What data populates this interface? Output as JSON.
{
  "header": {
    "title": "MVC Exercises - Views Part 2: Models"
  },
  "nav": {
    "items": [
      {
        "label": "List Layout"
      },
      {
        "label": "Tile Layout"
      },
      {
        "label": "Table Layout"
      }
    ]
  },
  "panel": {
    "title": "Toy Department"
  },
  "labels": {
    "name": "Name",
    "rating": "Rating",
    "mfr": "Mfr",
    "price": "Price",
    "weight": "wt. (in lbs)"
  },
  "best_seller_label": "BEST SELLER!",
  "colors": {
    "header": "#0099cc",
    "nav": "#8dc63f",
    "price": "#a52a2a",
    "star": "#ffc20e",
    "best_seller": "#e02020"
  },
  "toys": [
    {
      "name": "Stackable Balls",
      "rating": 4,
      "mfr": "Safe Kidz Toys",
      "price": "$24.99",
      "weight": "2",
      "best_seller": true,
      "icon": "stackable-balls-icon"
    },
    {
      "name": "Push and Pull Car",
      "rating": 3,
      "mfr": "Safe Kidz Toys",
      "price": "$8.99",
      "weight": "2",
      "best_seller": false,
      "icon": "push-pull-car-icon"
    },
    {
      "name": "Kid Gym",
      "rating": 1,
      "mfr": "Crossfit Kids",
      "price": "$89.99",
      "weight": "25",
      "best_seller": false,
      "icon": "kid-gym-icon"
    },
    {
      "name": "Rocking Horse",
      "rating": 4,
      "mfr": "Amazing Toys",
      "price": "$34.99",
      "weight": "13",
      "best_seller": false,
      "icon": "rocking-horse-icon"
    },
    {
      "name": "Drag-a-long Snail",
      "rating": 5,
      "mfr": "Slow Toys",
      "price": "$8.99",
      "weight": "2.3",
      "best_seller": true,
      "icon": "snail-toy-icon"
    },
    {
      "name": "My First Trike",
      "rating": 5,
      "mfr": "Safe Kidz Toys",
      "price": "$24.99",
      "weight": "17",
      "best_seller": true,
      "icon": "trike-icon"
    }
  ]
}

# # # # #

Restate each record exactly as written.

What data populates this interface? Output as JSON.
{
  "header": {
    "title": "MVC Exercises - Views Part 2: Models"
  },
  "nav": {
    "items": [
      {
        "label": "List Layout"
      },
      {
        "label": "Tile Layout"
      },
      {
        "label": "Table Layout"
      }
    ]
  },
  "panel": {
    "title": "Toy Department"
  },
  "labels": {
    "name": "Name",
    "rating": "Rating",
    "mfr": "Mfr",
    "price": "Price",
    "weight": "wt. (in lbs)"
  },
  "best_seller_label": "BEST SELLER!",
  "colors": {
    "header": "#0099cc",
    "nav": "#8dc63f",
    "price": "#a52a2a",
    "star": "#ffc20e",
    "best_seller": "#e02020"
  },
  "toys": [
    {
      "name": "Stackable Balls",
      "rating": 4,
      "mfr": "Safe Kidz Toys",
      "price": "$24.99",
      "weight": "2",
      "best_seller": true,
      "icon": "stackable-balls-icon"
    },
    {
      "name": "Push and Pull Car",
      "rating": 3,
      "mfr": "Safe Kidz Toys",
      "price": "$8.99",
      "weight": "2",
      "best_seller": false,
      "icon": "push-pull-car-icon"
    },
    {
      "name": "Kid Gym",
      "rating": 1,
      "mfr": "Crossfit Kids",
      "price": "$89.99",
      "weight": "25",
      "best_seller": false,
      "icon": "kid-gym-icon"
    },
    {
      "name": "Rocking Horse",
      "rating": 4,
      "mfr": "Amazing Toys",
      "price": "$34.99",
      "weight": "13",
      "best_seller": false,
      "icon": "rocking-horse-icon"
    },
    {
      "name": "Drag-a-long Snail",
      "rating": 5,
      "mfr": "Slow Toys",
      "price": "$8.99",
      "weight": "2.3",
      "best_seller": true,
      "icon": "snail-toy-icon"
    },
    {
      "name": "My First Trike",
      "rating": 5,
      "mfr": "Safe Kidz Toys",
      "price": "$24.99",
      "weight": "17",
      "best_seller": true,
      "icon": "trike-icon"
    }
  ]
}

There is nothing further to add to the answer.